(To-do list)
• A. List each distinct dollar amount that appears in the Mittal Steel post below.
• B. From the Mittal Steel post below, retype the passage that starts at the words "Shares of Mittal Steel (MT) Sold" and ends after "a zealous $40.".

--- Start of Reading passage ---

Shares of Mittal Steel (MT) Sold at $41.91

Posted in Investing at 12:06 pm

On January 18, 2006, I purchased a whopping 25 shares of Mittal Steel (MT) for $27.92. My target price was a zealous $40.

After going through various ups and downs with the company, I decided to put a 5% trailing stop loss when the stock neared the high 39s. I tightened it to 4% shortly thereafter.

After a drop over the weekend, the stock sold at $41.91 this morning.

My gain was 50.1%, or a gain of $349.75. However, I will be heavily taxed due to my buying it in January.

I bought this stock when getting back into investing after a very long lay-off. It was obviously a great purchase, and definitely entertaining to watch the dramatic news as Mittal bought Arcelor Steel in hostile fashion (my style).

I will continue to watch MT. If it cycles again, you can be assured that I’ll buy it under $30. The steel industry is fun to follow, as it consolidates and the players become bigger and more efficient. Lakshmi Mittal is a total badass, and I have no problem investing in him, possibly for the long-term next time.

As you can see from the chart, I learned my lesson earlier on. Regardless of the amount of money, a 50% gain is nothing to laugh about. Hell, a 20% gain is nothing to laugh about. I could have re-bought at my original position with way more stock and sold it again. Thus, I learned to use the trailing stop loss to stop my greed.

--- End of Reading passage ---
--- Start of Extracted entries ---

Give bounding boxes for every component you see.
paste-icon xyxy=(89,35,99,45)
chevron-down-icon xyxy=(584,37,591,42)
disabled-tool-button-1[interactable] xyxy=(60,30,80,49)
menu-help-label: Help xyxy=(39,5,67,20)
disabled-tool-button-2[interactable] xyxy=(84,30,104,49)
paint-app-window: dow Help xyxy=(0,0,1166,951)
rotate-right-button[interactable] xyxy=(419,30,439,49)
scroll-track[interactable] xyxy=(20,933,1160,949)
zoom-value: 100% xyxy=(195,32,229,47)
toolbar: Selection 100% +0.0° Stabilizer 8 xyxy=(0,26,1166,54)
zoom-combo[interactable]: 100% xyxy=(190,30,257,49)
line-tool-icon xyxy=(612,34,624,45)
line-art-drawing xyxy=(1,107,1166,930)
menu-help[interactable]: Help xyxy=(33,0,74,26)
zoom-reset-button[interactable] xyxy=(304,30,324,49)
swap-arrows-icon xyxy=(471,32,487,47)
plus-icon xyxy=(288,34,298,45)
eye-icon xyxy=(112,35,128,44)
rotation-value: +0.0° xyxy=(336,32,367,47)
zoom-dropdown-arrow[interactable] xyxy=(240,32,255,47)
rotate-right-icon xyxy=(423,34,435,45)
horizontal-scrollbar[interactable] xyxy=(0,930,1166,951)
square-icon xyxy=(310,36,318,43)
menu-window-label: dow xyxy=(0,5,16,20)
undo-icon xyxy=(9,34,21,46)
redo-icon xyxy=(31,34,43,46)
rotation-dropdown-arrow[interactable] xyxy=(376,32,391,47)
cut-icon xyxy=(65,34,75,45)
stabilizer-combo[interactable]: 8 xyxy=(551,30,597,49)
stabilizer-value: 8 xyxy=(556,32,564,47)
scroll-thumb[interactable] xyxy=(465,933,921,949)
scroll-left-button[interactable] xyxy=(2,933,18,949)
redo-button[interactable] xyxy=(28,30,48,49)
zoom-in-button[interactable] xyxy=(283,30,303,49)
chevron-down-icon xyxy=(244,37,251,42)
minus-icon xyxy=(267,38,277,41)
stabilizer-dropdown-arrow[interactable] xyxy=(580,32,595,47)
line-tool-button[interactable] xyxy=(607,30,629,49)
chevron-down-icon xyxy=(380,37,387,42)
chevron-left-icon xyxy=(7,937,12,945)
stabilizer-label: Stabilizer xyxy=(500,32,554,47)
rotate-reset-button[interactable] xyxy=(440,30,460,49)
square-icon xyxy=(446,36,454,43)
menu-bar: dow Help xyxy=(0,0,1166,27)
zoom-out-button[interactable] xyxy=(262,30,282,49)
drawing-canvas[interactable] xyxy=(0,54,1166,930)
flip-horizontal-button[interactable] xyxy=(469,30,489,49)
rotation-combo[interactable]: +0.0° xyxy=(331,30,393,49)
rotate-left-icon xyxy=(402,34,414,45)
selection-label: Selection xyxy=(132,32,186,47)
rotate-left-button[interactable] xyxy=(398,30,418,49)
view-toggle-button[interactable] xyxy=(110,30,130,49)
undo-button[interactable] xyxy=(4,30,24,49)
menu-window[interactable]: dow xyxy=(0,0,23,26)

--- End of Extracted entries ---

(The solutions)
• A. $41.91, $27.92, $40, $349.75, $30

• B.
Shares of Mittal Steel (MT) Sold at $41.91

Posted in Investing at 12:06 pm

On January 18, 2006, I purchased a whopping 25 shares of Mittal Steel (MT) for $27.92. My target price was a zealous $40.